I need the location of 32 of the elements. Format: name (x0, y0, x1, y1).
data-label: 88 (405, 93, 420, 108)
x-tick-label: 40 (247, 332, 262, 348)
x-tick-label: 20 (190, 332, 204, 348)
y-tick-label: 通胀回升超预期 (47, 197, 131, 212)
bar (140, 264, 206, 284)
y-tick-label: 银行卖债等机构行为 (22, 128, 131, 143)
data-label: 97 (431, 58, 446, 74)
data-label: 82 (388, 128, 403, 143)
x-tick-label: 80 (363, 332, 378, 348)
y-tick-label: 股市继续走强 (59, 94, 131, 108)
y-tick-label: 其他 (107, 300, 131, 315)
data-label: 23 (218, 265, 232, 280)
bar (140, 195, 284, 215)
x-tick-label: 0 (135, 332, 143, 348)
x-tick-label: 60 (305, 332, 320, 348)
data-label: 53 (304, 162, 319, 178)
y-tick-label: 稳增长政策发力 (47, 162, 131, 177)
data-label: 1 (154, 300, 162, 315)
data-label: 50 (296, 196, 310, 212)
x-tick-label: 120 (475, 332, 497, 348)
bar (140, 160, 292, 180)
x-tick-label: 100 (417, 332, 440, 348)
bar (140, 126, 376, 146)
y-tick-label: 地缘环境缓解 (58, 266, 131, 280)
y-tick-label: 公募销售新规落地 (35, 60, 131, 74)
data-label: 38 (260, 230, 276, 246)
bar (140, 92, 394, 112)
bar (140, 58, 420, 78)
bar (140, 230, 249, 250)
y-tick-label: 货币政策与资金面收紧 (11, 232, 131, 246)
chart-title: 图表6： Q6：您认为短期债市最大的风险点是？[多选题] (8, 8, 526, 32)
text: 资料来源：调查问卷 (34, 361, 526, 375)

====

▶ **WHAT IS NEEDED**: Rewrite the material above as a JSON list of strings, with one string for each line and no blank lines.

▶ **WRITTEN REPLY**:
[
  "I need the location of 32 of the elements. Format: name (x0, y0, x1, y1).",
  "data-label: 88 (405, 93, 420, 108)",
  "x-tick-label: 40 (247, 332, 262, 348)",
  "x-tick-label: 20 (190, 332, 204, 348)",
  "y-tick-label: 通胀回升超预期 (47, 197, 131, 212)",
  "bar (140, 264, 206, 284)",
  "y-tick-label: 银行卖债等机构行为 (22, 128, 131, 143)",
  "data-label: 97 (431, 58, 446, 74)",
  "data-label: 82 (388, 128, 403, 143)",
  "x-tick-label: 80 (363, 332, 378, 348)",
  "y-tick-label: 股市继续走强 (59, 94, 131, 108)",
  "y-tick-label: 其他 (107, 300, 131, 315)",
  "data-label: 23 (218, 265, 232, 280)",
  "bar (140, 195, 284, 215)",
  "x-tick-label: 0 (135, 332, 143, 348)",
  "x-tick-label: 60 (305, 332, 320, 348)",
  "data-label: 53 (304, 162, 319, 178)",
  "y-tick-label: 稳增长政策发力 (47, 162, 131, 177)",
  "data-label: 1 (154, 300, 162, 315)",
  "data-label: 50 (296, 196, 310, 212)",
  "x-tick-label: 120 (475, 332, 497, 348)",
  "bar (140, 160, 292, 180)",
  "x-tick-label: 100 (417, 332, 440, 348)",
  "bar (140, 126, 376, 146)",
  "y-tick-label: 地缘环境缓解 (58, 266, 131, 280)",
  "y-tick-label: 公募销售新规落地 (35, 60, 131, 74)",
  "data-label: 38 (260, 230, 276, 246)",
  "bar (140, 92, 394, 112)",
  "bar (140, 58, 420, 78)",
  "bar (140, 230, 249, 250)",
  "y-tick-label: 货币政策与资金面收紧 (11, 232, 131, 246)",
  "chart-title: 图表6： Q6：您认为短期债市最大的风险点是？[多选题] (8, 8, 526, 32)",
  "text: 资料来源：调查问卷 (34, 361, 526, 375)"
]